DOCUMENT SEGMENT:
>>>>>

As recently as the summer of 2011, debt and deficits were all the rage. Even the most strident Republican defense hawks were reeling from dire warnings from the Pentagon that, as then-Joint Chiefs of Staff Chairman Mike Mullen put it, the “most significant threat to our national security is our debt.”

So in August of that year, my fellow Republicans and I declared to the American people that we would raise the debt ceiling only as part of a larger agreement to reduce future growth in spending. “We will spend the money now,” we declared, “but we promise to save it later.” That commitment was embodied in the Budget Control Act, which set spending caps on defense and nondefense spending. It became the law of the land. It still is.

Four years on, debt and deficits are passé, and the deficit is only a third of what it was just five years ago. Never mind that this year’s deficit will be the sixth-largest in history—exceeded only by the previous five—or that the national debt has ballooned by $3 trillion in that time. Today beheadings and racial tension grab the headlines.

With fiscal concerns no longer in vogue, House Republicans broke the statutory caps of the Budget Control Act and did so in a way that wasn’t honest. Instead of making the arguments for changing the law, the House budget used an off-budget fund, the Overseas Contingency Operations (OCO) budget, to increase military spending.

<<<<<

TASK INSTRUCTIONS:
1. Repeat the part of the Budget Control Act passage between "Four years on, debt" and "increase military spending.", inclusive.
2. Answer these questions from the Budget Control Act passage:
(a) Who was Joint Chiefs of Staff Chairman when he called the debt the most significant threat to national security?
(b) In what month and year did the Republicans declare they would raise the debt ceiling only as part of a larger agreement?
(c) By how much has the national debt ballooned?
3. Put this sentence from the Budget Control Act passage into Spanish: "That commitment was embodied in the Budget Control Act, which set spending caps on defense and nondefense spending."

SUPPLIED MATERIAL:
>>>>>

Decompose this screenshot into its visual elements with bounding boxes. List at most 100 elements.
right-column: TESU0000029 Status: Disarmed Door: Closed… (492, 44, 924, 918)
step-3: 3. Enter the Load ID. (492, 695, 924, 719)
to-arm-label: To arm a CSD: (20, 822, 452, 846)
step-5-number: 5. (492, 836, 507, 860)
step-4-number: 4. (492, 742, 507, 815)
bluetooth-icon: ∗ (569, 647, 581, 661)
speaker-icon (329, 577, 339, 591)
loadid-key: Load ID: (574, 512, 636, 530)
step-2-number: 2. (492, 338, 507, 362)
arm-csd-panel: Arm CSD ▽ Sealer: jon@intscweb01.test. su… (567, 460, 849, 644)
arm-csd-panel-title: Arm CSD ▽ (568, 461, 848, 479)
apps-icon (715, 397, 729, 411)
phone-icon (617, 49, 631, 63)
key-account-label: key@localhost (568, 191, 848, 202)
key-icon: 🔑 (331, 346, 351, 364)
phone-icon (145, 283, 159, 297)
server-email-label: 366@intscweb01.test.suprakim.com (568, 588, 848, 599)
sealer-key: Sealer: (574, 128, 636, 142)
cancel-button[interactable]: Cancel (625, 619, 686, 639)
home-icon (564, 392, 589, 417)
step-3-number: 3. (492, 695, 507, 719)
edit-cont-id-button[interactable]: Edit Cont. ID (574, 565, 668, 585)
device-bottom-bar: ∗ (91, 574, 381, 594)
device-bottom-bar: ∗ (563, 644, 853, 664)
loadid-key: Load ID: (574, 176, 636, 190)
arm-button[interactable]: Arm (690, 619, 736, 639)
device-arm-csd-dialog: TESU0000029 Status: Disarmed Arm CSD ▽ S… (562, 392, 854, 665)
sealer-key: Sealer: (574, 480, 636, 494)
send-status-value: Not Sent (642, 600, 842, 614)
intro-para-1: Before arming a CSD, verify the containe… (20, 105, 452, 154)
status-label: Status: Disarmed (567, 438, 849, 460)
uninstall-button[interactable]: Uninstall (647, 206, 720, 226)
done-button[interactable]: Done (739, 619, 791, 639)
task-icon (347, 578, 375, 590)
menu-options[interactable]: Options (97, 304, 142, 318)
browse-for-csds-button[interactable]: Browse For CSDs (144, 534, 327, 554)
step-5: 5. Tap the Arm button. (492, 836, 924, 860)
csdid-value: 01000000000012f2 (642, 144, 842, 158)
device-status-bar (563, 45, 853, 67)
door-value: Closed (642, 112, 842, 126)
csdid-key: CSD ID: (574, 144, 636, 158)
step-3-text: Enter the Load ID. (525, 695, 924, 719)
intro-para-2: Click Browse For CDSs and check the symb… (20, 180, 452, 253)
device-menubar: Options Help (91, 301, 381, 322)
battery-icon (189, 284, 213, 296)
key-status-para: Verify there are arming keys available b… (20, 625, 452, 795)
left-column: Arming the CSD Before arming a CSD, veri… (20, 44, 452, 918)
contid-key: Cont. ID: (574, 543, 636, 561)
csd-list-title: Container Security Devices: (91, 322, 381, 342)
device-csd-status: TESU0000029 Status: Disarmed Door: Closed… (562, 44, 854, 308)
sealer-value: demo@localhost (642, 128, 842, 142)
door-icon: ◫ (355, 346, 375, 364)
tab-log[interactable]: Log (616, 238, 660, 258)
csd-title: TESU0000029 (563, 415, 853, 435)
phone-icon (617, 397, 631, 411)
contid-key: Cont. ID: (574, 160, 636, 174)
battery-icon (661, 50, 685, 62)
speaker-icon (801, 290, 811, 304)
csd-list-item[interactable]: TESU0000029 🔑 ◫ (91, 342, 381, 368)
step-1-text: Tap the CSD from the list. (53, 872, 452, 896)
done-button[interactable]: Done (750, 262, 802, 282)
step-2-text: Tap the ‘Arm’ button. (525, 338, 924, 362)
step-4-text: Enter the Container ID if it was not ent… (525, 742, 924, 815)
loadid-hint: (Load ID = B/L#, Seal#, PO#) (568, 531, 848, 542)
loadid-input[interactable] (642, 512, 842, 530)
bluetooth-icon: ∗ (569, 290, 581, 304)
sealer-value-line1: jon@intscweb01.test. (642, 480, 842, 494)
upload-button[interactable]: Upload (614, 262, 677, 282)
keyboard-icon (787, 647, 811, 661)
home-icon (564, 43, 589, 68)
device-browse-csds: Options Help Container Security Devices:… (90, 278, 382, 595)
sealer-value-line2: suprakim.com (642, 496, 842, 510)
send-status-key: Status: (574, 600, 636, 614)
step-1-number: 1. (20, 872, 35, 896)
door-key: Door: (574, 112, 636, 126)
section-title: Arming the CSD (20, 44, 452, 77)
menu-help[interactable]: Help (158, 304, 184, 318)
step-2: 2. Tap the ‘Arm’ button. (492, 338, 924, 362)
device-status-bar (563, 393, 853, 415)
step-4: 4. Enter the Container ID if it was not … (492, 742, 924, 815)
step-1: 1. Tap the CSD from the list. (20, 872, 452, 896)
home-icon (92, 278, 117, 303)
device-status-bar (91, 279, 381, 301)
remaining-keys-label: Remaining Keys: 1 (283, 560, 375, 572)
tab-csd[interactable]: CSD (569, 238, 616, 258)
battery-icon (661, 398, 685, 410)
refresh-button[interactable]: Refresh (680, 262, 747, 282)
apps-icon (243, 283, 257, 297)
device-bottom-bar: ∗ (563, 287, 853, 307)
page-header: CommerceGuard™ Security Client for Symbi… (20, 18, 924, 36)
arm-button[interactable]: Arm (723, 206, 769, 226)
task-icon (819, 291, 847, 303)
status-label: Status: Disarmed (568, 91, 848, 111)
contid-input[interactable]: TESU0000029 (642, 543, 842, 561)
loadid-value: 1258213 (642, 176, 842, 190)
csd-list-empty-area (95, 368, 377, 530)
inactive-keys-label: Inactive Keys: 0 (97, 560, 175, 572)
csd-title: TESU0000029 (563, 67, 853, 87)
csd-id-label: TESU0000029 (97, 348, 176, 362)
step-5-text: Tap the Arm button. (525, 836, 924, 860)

<<<<<

SOLUTIONS TO THE EXERCISE:
1.
Four years on, debt and deficits are passé, and the deficit is only a third of what it was just five years ago. Never mind that this year’s deficit will be the sixth-largest in history—exceeded only by the previous five—or that the national debt has ballooned by $3 trillion in that time. Today beheadings and racial tension grab the headlines.

With fiscal concerns no longer in vogue, House Republicans broke the statutory caps of the Budget Control Act and did so in a way that wasn’t honest. Instead of making the arguments for changing the law, the House budget used an off-budget fund, the Overseas Contingency Operations (OCO) budget, to increase military spending.

2.
(a) Mike Mullen
(b) August 2011
(c) $3 trillion

3. Ese compromiso quedó plasmado en la Ley de Control Presupuestario, que estableció límites al gasto en defensa y al gasto no destinado a defensa.